What to produce: Identify each line in the records below that contains the word "movimiento", and copy it.

━━ Data for this task

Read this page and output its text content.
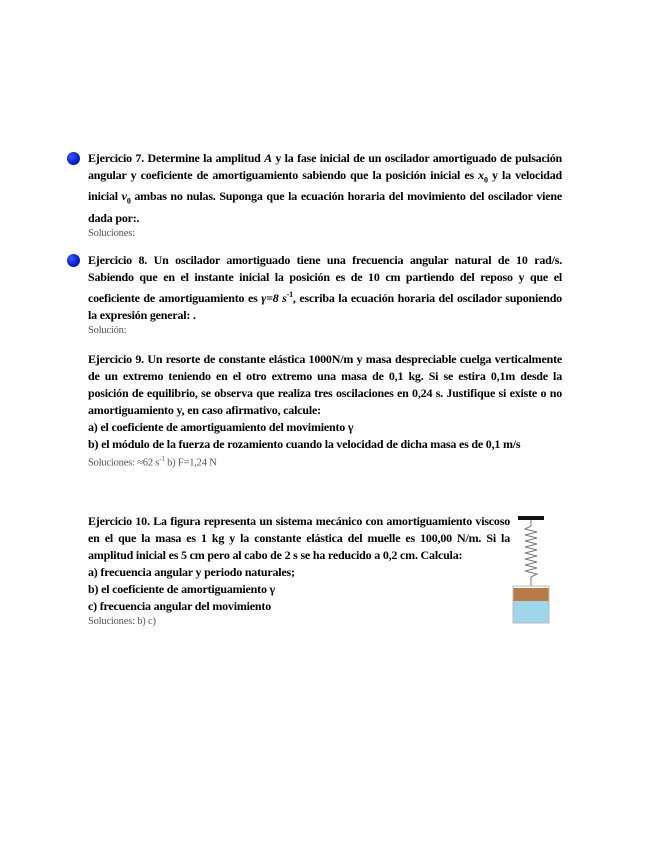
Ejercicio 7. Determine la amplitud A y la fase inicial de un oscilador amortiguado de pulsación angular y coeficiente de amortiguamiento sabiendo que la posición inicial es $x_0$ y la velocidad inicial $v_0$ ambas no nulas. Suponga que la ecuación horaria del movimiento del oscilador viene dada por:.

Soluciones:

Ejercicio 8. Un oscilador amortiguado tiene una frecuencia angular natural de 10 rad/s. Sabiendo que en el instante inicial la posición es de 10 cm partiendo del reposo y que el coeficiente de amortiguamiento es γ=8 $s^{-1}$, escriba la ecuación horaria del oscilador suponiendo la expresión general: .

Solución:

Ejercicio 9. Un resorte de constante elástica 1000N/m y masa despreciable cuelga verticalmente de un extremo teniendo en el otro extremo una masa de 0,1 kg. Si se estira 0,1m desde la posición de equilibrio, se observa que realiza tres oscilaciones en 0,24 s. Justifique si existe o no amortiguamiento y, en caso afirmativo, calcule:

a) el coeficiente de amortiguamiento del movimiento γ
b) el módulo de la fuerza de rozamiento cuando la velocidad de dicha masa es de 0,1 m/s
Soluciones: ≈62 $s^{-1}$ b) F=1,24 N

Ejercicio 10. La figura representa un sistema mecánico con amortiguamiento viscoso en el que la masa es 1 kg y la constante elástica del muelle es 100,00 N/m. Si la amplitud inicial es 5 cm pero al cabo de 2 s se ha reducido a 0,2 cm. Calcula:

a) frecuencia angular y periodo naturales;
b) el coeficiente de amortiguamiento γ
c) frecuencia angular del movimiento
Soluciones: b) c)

━━━━

Reply to the task:
Ejercicio 7. Determine la amplitud A y la fase inicial de un oscilador amortiguado de pulsación angular y coeficiente de amortiguamiento sabiendo que la posición inicial es $x_0$ y la velocidad inicial $v_0$ ambas no nulas. Suponga que la ecuación horaria del movimiento del oscilador viene dada por:.
a) el coeficiente de amortiguamiento del movimiento γ
c) frecuencia angular del movimiento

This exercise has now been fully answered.